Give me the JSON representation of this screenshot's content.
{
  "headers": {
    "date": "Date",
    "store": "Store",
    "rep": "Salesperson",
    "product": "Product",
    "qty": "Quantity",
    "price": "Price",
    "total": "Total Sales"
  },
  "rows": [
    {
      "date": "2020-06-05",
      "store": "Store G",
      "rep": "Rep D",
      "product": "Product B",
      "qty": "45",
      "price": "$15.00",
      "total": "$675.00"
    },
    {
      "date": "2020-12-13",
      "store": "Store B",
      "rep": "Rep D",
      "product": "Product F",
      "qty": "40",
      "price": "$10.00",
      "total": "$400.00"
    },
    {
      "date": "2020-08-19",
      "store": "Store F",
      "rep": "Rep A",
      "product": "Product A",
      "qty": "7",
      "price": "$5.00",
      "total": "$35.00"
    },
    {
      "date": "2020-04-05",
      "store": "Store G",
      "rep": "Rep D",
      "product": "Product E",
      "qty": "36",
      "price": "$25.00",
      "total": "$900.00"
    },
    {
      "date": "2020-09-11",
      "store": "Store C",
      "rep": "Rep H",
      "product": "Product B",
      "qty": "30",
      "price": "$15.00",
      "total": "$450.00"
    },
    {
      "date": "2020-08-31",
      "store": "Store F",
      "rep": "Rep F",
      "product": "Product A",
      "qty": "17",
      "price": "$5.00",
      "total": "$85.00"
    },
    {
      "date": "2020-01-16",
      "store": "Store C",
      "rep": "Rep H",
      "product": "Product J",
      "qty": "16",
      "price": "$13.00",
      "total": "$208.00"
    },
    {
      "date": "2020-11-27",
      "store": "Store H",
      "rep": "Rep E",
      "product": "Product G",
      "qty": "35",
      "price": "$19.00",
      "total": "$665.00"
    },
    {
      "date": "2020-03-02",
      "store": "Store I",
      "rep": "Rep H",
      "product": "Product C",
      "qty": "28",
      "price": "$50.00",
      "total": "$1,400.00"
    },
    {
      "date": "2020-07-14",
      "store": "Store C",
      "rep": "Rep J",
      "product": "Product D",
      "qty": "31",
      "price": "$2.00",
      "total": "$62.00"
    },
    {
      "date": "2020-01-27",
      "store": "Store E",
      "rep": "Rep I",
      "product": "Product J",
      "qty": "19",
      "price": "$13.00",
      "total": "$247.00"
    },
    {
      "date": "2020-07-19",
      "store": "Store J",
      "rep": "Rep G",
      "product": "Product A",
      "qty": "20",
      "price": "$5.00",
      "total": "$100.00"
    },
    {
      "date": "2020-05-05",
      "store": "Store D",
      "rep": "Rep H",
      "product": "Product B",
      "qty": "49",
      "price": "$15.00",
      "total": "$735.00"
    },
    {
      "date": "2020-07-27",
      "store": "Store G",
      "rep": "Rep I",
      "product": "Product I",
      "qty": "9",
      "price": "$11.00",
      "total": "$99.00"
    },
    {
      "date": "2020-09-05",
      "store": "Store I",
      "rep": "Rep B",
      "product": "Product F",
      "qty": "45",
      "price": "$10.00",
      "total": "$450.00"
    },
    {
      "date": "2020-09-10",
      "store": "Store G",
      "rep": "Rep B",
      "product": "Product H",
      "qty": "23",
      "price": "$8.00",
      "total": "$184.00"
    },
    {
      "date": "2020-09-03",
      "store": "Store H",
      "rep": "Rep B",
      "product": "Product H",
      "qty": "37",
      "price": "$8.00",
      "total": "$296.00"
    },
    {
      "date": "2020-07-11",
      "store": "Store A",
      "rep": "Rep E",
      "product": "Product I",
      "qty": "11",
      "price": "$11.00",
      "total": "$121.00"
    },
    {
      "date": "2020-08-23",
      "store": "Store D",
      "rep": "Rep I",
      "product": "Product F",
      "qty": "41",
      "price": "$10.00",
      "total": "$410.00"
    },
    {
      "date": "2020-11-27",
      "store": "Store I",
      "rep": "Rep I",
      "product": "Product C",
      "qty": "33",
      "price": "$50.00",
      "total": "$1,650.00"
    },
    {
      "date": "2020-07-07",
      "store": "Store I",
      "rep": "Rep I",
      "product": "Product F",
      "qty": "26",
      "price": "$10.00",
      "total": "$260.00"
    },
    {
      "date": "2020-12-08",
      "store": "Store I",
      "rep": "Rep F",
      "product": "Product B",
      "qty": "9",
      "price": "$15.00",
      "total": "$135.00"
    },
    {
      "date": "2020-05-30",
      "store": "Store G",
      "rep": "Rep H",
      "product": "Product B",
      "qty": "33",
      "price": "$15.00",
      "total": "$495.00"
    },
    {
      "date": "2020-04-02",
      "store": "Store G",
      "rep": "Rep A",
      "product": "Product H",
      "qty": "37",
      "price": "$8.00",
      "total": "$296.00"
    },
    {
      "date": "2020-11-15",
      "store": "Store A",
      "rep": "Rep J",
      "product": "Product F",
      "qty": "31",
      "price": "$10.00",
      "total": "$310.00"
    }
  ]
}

(Set problem): Make an exact copy of the listing, including every line.

(Reply to the exercise):
Give me the JSON representation of this screenshot's content.
{
  "headers": {
    "date": "Date",
    "store": "Store",
    "rep": "Salesperson",
    "product": "Product",
    "qty": "Quantity",
    "price": "Price",
    "total": "Total Sales"
  },
  "rows": [
    {
      "date": "2020-06-05",
      "store": "Store G",
      "rep": "Rep D",
      "product": "Product B",
      "qty": "45",
      "price": "$15.00",
      "total": "$675.00"
    },
    {
      "date": "2020-12-13",
      "store": "Store B",
      "rep": "Rep D",
      "product": "Product F",
      "qty": "40",
      "price": "$10.00",
      "total": "$400.00"
    },
    {
      "date": "2020-08-19",
      "store": "Store F",
      "rep": "Rep A",
      "product": "Product A",
      "qty": "7",
      "price": "$5.00",
      "total": "$35.00"
    },
    {
      "date": "2020-04-05",
      "store": "Store G",
      "rep": "Rep D",
      "product": "Product E",
      "qty": "36",
      "price": "$25.00",
      "total": "$900.00"
    },
    {
      "date": "2020-09-11",
      "store": "Store C",
      "rep": "Rep H",
      "product": "Product B",
      "qty": "30",
      "price": "$15.00",
      "total": "$450.00"
    },
    {
      "date": "2020-08-31",
      "store": "Store F",
      "rep": "Rep F",
      "product": "Product A",
      "qty": "17",
      "price": "$5.00",
      "total": "$85.00"
    },
    {
      "date": "2020-01-16",
      "store": "Store C",
      "rep": "Rep H",
      "product": "Product J",
      "qty": "16",
      "price": "$13.00",
      "total": "$208.00"
    },
    {
      "date": "2020-11-27",
      "store": "Store H",
      "rep": "Rep E",
      "product": "Product G",
      "qty": "35",
      "price": "$19.00",
      "total": "$665.00"
    },
    {
      "date": "2020-03-02",
      "store": "Store I",
      "rep": "Rep H",
      "product": "Product C",
      "qty": "28",
      "price": "$50.00",
      "total": "$1,400.00"
    },
    {
      "date": "2020-07-14",
      "store": "Store C",
      "rep": "Rep J",
      "product": "Product D",
      "qty": "31",
      "price": "$2.00",
      "total": "$62.00"
    },
    {
      "date": "2020-01-27",
      "store": "Store E",
      "rep": "Rep I",
      "product": "Product J",
      "qty": "19",
      "price": "$13.00",
      "total": "$247.00"
    },
    {
      "date": "2020-07-19",
      "store": "Store J",
      "rep": "Rep G",
      "product": "Product A",
      "qty": "20",
      "price": "$5.00",
      "total": "$100.00"
    },
    {
      "date": "2020-05-05",
      "store": "Store D",
      "rep": "Rep H",
      "product": "Product B",
      "qty": "49",
      "price": "$15.00",
      "total": "$735.00"
    },
    {
      "date": "2020-07-27",
      "store": "Store G",
      "rep": "Rep I",
      "product": "Product I",
      "qty": "9",
      "price": "$11.00",
      "total": "$99.00"
    },
    {
      "date": "2020-09-05",
      "store": "Store I",
      "rep": "Rep B",
      "product": "Product F",
      "qty": "45",
      "price": "$10.00",
      "total": "$450.00"
    },
    {
      "date": "2020-09-10",
      "store": "Store G",
      "rep": "Rep B",
      "product": "Product H",
      "qty": "23",
      "price": "$8.00",
      "total": "$184.00"
    },
    {
      "date": "2020-09-03",
      "store": "Store H",
      "rep": "Rep B",
      "product": "Product H",
      "qty": "37",
      "price": "$8.00",
      "total": "$296.00"
    },
    {
      "date": "2020-07-11",
      "store": "Store A",
      "rep": "Rep E",
      "product": "Product I",
      "qty": "11",
      "price": "$11.00",
      "total": "$121.00"
    },
    {
      "date": "2020-08-23",
      "store": "Store D",
      "rep": "Rep I",
      "product": "Product F",
      "qty": "41",
      "price": "$10.00",
      "total": "$410.00"
    },
    {
      "date": "2020-11-27",
      "store": "Store I",
      "rep": "Rep I",
      "product": "Product C",
      "qty": "33",
      "price": "$50.00",
      "total": "$1,650.00"
    },
    {
      "date": "2020-07-07",
      "store": "Store I",
      "rep": "Rep I",
      "product": "Product F",
      "qty": "26",
      "price": "$10.00",
      "total": "$260.00"
    },
    {
      "date": "2020-12-08",
      "store": "Store I",
      "rep": "Rep F",
      "product": "Product B",
      "qty": "9",
      "price": "$15.00",
      "total": "$135.00"
    },
    {
      "date": "2020-05-30",
      "store": "Store G",
      "rep": "Rep H",
      "product": "Product B",
      "qty": "33",
      "price": "$15.00",
      "total": "$495.00"
    },
    {
      "date": "2020-04-02",
      "store": "Store G",
      "rep": "Rep A",
      "product": "Product H",
      "qty": "37",
      "price": "$8.00",
      "total": "$296.00"
    },
    {
      "date": "2020-11-15",
      "store": "Store A",
      "rep": "Rep J",
      "product": "Product F",
      "qty": "31",
      "price": "$10.00",
      "total": "$310.00"
    }
  ]
}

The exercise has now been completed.